Dataset entries on figures:
>>>>>

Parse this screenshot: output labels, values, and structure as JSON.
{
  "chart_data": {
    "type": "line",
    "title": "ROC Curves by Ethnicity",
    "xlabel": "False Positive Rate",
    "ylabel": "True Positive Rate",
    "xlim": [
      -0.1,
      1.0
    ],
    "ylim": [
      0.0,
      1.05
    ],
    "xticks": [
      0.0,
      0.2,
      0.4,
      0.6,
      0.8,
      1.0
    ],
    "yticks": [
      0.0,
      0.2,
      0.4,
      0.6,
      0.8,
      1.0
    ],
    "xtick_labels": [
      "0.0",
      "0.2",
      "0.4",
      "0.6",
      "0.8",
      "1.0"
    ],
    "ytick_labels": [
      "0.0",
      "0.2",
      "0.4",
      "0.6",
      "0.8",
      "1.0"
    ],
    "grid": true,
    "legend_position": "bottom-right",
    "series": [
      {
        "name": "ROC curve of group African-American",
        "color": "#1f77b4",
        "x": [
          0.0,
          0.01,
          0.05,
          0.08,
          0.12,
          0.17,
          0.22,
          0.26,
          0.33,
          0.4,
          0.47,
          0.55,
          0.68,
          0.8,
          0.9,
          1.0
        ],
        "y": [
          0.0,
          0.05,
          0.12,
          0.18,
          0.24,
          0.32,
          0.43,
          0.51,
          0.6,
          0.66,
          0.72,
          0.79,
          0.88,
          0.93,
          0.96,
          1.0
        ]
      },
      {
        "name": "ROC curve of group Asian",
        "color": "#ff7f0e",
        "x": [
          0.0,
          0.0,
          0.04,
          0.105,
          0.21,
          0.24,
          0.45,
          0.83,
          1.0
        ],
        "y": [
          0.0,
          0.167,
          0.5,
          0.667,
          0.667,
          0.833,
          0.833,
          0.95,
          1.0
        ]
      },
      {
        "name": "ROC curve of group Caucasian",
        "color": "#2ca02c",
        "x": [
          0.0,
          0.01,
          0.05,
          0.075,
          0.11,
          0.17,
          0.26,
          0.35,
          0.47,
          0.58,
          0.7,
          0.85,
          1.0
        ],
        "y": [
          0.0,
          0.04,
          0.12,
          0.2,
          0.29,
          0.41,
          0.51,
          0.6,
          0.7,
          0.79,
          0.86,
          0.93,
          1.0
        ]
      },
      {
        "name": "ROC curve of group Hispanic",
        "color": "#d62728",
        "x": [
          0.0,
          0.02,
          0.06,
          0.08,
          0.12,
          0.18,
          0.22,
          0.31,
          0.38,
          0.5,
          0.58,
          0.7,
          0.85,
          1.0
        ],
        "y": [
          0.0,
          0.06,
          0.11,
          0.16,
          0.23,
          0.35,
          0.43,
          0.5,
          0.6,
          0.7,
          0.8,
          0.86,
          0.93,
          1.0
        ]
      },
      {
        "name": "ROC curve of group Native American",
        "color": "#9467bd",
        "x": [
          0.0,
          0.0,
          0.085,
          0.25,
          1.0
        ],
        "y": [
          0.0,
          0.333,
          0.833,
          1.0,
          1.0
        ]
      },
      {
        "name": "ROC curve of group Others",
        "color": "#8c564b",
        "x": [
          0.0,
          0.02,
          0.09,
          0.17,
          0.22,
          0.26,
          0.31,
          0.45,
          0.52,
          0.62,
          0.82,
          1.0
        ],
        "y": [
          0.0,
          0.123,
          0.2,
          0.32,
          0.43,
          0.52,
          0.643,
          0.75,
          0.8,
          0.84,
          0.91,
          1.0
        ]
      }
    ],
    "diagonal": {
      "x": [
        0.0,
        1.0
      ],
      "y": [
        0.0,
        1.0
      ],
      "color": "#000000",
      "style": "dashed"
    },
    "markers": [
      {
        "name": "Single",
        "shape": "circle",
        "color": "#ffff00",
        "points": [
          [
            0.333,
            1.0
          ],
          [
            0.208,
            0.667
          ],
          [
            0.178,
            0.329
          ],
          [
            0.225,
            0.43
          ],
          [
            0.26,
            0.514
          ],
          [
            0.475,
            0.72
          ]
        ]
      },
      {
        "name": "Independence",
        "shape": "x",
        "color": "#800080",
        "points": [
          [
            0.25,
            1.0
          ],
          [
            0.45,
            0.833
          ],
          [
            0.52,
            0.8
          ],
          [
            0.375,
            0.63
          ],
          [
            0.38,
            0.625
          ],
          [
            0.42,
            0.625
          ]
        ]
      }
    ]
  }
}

<<<<<

Exercise task:
Copy, from the material above, each line in which the string "American" occurs.

Response to this task:
        "name": "ROC curve of group African-American",
        "name": "ROC curve of group Native American",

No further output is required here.